Task requirements: For each line of the data below that holds "write", copy the line.

Input rows:

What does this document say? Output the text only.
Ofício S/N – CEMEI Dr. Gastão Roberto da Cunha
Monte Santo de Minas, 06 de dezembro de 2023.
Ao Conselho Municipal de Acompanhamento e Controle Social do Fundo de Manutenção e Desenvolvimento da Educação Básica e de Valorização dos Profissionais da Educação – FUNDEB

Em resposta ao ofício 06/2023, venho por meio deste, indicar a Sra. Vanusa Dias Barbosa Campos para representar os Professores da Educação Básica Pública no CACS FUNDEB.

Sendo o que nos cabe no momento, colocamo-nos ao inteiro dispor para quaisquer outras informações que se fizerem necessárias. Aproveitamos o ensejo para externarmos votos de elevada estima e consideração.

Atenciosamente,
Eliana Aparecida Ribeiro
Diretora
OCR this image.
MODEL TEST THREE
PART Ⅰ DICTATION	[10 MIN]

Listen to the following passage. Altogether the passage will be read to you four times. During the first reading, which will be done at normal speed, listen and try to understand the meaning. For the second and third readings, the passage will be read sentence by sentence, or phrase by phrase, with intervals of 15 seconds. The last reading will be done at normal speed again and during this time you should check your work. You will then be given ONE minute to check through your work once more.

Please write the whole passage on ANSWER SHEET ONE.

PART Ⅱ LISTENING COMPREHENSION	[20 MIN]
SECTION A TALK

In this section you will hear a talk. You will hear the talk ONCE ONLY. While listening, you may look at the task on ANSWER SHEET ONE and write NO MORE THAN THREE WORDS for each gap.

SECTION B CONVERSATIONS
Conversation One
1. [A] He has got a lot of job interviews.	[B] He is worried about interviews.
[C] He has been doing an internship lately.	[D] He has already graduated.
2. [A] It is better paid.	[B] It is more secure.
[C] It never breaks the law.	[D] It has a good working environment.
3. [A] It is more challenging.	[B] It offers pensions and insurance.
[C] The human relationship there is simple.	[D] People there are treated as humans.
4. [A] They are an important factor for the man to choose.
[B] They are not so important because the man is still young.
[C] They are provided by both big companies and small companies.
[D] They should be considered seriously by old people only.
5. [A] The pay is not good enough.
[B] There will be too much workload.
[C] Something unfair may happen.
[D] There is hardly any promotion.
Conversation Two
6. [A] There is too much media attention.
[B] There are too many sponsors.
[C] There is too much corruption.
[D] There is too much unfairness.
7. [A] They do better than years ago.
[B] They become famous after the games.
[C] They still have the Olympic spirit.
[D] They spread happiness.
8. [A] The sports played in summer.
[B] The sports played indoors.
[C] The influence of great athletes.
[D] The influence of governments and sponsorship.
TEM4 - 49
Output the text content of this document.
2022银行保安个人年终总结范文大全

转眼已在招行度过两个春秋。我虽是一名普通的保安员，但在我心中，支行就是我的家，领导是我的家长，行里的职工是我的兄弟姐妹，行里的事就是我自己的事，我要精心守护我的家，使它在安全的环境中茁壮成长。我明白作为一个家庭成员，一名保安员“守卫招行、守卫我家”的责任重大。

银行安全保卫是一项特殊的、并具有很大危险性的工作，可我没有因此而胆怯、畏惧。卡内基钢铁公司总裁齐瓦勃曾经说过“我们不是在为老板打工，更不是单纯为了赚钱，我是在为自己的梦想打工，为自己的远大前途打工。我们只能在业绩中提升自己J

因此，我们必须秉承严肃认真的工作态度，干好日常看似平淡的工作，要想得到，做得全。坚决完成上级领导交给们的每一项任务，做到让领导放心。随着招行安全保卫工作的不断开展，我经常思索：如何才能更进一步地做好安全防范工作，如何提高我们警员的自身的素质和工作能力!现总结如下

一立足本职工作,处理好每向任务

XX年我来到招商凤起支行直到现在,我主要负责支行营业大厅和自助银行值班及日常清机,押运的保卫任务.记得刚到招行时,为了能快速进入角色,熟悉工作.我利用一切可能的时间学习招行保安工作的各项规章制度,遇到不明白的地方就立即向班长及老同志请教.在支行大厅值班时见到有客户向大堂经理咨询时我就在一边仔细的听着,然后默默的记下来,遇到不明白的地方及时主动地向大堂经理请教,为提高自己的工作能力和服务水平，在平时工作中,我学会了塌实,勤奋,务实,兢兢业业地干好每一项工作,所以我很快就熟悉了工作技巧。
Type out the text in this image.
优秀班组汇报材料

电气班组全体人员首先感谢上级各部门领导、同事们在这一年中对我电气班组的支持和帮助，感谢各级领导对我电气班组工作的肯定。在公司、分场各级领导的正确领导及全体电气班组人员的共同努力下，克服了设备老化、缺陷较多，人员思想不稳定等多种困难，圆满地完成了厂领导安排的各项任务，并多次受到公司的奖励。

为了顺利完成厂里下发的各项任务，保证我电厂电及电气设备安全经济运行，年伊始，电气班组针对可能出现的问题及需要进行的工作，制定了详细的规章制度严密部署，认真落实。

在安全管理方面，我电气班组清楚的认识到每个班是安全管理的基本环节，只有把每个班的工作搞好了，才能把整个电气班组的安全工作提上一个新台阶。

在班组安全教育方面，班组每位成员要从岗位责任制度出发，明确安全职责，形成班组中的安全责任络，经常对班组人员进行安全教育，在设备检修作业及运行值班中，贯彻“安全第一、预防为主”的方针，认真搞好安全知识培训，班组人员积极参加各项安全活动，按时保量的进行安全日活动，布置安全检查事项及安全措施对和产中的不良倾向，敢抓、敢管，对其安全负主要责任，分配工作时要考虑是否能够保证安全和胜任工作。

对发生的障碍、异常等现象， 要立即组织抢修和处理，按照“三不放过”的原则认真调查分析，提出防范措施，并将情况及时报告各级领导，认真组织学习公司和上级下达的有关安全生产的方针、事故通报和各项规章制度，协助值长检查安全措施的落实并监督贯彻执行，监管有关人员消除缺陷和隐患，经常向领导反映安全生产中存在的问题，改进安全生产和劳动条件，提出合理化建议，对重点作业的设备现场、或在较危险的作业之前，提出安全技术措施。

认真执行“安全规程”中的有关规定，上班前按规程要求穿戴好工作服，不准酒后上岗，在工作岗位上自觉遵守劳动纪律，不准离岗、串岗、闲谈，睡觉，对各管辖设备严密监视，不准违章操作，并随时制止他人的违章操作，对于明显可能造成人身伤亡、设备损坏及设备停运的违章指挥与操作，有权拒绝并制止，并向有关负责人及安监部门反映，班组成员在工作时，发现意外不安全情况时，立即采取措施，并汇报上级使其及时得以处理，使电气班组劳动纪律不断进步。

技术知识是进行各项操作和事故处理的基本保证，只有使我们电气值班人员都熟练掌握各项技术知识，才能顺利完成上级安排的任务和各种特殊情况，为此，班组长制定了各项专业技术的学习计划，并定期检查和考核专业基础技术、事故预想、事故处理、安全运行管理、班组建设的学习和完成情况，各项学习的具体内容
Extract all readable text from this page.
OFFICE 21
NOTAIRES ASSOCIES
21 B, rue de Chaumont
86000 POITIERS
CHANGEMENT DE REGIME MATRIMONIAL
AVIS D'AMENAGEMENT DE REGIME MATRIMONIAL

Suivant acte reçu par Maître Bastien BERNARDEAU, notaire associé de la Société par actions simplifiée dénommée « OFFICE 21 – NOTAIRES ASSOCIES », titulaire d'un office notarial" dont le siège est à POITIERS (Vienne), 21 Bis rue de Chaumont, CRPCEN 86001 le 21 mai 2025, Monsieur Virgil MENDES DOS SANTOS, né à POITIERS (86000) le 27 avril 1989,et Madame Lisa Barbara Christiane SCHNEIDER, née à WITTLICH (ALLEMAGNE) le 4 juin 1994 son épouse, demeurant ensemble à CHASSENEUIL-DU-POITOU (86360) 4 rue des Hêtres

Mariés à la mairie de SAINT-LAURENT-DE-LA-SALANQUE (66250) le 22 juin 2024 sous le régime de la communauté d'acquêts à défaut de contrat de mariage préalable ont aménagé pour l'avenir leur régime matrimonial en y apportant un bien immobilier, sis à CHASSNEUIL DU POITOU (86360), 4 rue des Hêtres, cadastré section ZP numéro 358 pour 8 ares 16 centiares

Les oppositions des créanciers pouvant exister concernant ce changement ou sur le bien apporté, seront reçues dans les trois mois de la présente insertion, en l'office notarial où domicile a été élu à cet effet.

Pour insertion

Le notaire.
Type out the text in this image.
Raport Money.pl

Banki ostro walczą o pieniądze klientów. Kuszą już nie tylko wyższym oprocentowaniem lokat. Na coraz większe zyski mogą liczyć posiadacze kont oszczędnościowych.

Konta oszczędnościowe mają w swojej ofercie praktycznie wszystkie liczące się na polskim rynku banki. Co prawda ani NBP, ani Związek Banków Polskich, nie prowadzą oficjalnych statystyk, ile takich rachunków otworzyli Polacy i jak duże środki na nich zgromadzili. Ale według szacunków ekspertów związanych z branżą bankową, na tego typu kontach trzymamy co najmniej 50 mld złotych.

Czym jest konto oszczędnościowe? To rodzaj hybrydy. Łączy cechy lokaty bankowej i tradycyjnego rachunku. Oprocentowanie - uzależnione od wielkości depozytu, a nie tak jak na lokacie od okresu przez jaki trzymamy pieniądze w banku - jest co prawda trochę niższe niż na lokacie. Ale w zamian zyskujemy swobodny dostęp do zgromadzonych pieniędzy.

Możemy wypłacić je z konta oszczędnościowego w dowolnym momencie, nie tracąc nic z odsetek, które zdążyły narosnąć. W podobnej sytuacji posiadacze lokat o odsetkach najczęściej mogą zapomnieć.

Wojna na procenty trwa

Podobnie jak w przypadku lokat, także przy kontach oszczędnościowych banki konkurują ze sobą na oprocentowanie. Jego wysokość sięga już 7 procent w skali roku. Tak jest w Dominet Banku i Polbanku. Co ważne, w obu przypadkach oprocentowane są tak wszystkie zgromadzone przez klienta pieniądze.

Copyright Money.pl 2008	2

Solved problem:
Please write the whole passage on ANSWER SHEET ONE.
In this section you will hear a talk. You will hear the talk ONCE ONLY. While listening, you may look at the task on ANSWER SHEET ONE and write NO MORE THAN THREE WORDS for each gap.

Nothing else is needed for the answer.